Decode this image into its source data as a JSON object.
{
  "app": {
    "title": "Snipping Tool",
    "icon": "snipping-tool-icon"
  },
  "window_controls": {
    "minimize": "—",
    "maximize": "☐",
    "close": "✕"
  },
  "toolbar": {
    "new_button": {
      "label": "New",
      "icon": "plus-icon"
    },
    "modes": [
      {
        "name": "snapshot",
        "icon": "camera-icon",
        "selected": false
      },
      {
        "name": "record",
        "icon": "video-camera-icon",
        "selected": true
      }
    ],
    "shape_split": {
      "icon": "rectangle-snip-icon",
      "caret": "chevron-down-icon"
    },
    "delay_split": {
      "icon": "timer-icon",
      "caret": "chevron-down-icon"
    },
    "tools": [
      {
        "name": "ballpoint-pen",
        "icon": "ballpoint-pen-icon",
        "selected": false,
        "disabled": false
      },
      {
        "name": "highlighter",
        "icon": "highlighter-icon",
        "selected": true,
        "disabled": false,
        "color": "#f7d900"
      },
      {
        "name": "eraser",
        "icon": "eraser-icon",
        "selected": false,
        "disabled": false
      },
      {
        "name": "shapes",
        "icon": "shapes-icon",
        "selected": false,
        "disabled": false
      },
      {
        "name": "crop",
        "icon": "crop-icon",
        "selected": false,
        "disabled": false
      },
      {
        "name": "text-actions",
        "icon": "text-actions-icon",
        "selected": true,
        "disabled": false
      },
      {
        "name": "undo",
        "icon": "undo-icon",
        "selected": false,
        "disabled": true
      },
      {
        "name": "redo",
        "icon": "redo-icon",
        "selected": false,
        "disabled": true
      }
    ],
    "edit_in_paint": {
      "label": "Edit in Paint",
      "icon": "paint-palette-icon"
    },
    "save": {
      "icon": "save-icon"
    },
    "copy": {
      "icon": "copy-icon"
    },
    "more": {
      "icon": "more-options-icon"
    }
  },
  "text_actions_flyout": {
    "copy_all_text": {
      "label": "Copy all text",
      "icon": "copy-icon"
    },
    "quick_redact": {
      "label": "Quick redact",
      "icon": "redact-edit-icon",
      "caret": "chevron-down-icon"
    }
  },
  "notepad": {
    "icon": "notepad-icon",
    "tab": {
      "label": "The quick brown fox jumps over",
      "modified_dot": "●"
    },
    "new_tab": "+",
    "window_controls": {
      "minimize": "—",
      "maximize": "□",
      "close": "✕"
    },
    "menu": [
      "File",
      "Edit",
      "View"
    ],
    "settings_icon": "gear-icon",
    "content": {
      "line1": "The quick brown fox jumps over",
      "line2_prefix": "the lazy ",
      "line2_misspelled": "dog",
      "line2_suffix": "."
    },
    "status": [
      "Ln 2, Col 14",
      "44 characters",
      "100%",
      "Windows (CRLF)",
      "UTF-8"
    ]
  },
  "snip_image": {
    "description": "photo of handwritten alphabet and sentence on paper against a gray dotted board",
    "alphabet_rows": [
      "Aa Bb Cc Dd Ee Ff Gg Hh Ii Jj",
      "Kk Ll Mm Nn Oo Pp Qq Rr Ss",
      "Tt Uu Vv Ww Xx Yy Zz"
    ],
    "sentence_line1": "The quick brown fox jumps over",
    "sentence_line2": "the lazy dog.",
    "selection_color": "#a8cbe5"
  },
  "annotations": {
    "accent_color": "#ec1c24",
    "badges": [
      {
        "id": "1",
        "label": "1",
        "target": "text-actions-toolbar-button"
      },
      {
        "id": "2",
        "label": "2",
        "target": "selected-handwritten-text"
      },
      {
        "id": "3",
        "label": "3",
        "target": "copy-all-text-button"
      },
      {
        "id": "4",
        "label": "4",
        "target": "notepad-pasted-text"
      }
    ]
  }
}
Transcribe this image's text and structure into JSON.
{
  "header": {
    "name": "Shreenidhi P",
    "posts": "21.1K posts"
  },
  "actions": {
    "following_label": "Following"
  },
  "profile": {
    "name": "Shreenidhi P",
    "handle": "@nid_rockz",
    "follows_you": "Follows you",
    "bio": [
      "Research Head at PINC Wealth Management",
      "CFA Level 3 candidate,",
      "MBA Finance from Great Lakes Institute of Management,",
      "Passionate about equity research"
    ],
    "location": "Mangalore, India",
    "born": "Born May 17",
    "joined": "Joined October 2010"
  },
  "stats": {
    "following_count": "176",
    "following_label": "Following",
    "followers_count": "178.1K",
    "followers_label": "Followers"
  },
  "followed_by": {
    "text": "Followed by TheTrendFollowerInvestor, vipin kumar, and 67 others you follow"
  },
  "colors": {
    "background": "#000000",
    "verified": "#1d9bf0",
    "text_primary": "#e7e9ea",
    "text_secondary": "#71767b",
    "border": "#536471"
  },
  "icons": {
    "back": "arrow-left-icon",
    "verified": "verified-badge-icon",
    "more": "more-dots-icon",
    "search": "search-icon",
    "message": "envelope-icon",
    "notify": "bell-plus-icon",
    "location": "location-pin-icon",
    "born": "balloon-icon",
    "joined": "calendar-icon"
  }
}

## Task directions
Write the complete data out, exactly as above.

## Response
Decode this image into its source data as a JSON object.
{
  "app": {
    "title": "Snipping Tool",
    "icon": "snipping-tool-icon"
  },
  "window_controls": {
    "minimize": "—",
    "maximize": "☐",
    "close": "✕"
  },
  "toolbar": {
    "new_button": {
      "label": "New",
      "icon": "plus-icon"
    },
    "modes": [
      {
        "name": "snapshot",
        "icon": "camera-icon",
        "selected": false
      },
      {
        "name": "record",
        "icon": "video-camera-icon",
        "selected": true
      }
    ],
    "shape_split": {
      "icon": "rectangle-snip-icon",
      "caret": "chevron-down-icon"
    },
    "delay_split": {
      "icon": "timer-icon",
      "caret": "chevron-down-icon"
    },
    "tools": [
      {
        "name": "ballpoint-pen",
        "icon": "ballpoint-pen-icon",
        "selected": false,
        "disabled": false
      },
      {
        "name": "highlighter",
        "icon": "highlighter-icon",
        "selected": true,
        "disabled": false,
        "color": "#f7d900"
      },
      {
        "name": "eraser",
        "icon": "eraser-icon",
        "selected": false,
        "disabled": false
      },
      {
        "name": "shapes",
        "icon": "shapes-icon",
        "selected": false,
        "disabled": false
      },
      {
        "name": "crop",
        "icon": "crop-icon",
        "selected": false,
        "disabled": false
      },
      {
        "name": "text-actions",
        "icon": "text-actions-icon",
        "selected": true,
        "disabled": false
      },
      {
        "name": "undo",
        "icon": "undo-icon",
        "selected": false,
        "disabled": true
      },
      {
        "name": "redo",
        "icon": "redo-icon",
        "selected": false,
        "disabled": true
      }
    ],
    "edit_in_paint": {
      "label": "Edit in Paint",
      "icon": "paint-palette-icon"
    },
    "save": {
      "icon": "save-icon"
    },
    "copy": {
      "icon": "copy-icon"
    },
    "more": {
      "icon": "more-options-icon"
    }
  },
  "text_actions_flyout": {
    "copy_all_text": {
      "label": "Copy all text",
      "icon": "copy-icon"
    },
    "quick_redact": {
      "label": "Quick redact",
      "icon": "redact-edit-icon",
      "caret": "chevron-down-icon"
    }
  },
  "notepad": {
    "icon": "notepad-icon",
    "tab": {
      "label": "The quick brown fox jumps over",
      "modified_dot": "●"
    },
    "new_tab": "+",
    "window_controls": {
      "minimize": "—",
      "maximize": "□",
      "close": "✕"
    },
    "menu": [
      "File",
      "Edit",
      "View"
    ],
    "settings_icon": "gear-icon",
    "content": {
      "line1": "The quick brown fox jumps over",
      "line2_prefix": "the lazy ",
      "line2_misspelled": "dog",
      "line2_suffix": "."
    },
    "status": [
      "Ln 2, Col 14",
      "44 characters",
      "100%",
      "Windows (CRLF)",
      "UTF-8"
    ]
  },
  "snip_image": {
    "description": "photo of handwritten alphabet and sentence on paper against a gray dotted board",
    "alphabet_rows": [
      "Aa Bb Cc Dd Ee Ff Gg Hh Ii Jj",
      "Kk Ll Mm Nn Oo Pp Qq Rr Ss",
      "Tt Uu Vv Ww Xx Yy Zz"
    ],
    "sentence_line1": "The quick brown fox jumps over",
    "sentence_line2": "the lazy dog.",
    "selection_color": "#a8cbe5"
  },
  "annotations": {
    "accent_color": "#ec1c24",
    "badges": [
      {
        "id": "1",
        "label": "1",
        "target": "text-actions-toolbar-button"
      },
      {
        "id": "2",
        "label": "2",
        "target": "selected-handwritten-text"
      },
      {
        "id": "3",
        "label": "3",
        "target": "copy-all-text-button"
      },
      {
        "id": "4",
        "label": "4",
        "target": "notepad-pasted-text"
      }
    ]
  }
}
Transcribe this image's text and structure into JSON.
{
  "header": {
    "name": "Shreenidhi P",
    "posts": "21.1K posts"
  },
  "actions": {
    "following_label": "Following"
  },
  "profile": {
    "name": "Shreenidhi P",
    "handle": "@nid_rockz",
    "follows_you": "Follows you",
    "bio": [
      "Research Head at PINC Wealth Management",
      "CFA Level 3 candidate,",
      "MBA Finance from Great Lakes Institute of Management,",
      "Passionate about equity research"
    ],
    "location": "Mangalore, India",
    "born": "Born May 17",
    "joined": "Joined October 2010"
  },
  "stats": {
    "following_count": "176",
    "following_label": "Following",
    "followers_count": "178.1K",
    "followers_label": "Followers"
  },
  "followed_by": {
    "text": "Followed by TheTrendFollowerInvestor, vipin kumar, and 67 others you follow"
  },
  "colors": {
    "background": "#000000",
    "verified": "#1d9bf0",
    "text_primary": "#e7e9ea",
    "text_secondary": "#71767b",
    "border": "#536471"
  },
  "icons": {
    "back": "arrow-left-icon",
    "verified": "verified-badge-icon",
    "more": "more-dots-icon",
    "search": "search-icon",
    "message": "envelope-icon",
    "notify": "bell-plus-icon",
    "location": "location-pin-icon",
    "born": "balloon-icon",
    "joined": "calendar-icon"
  }
}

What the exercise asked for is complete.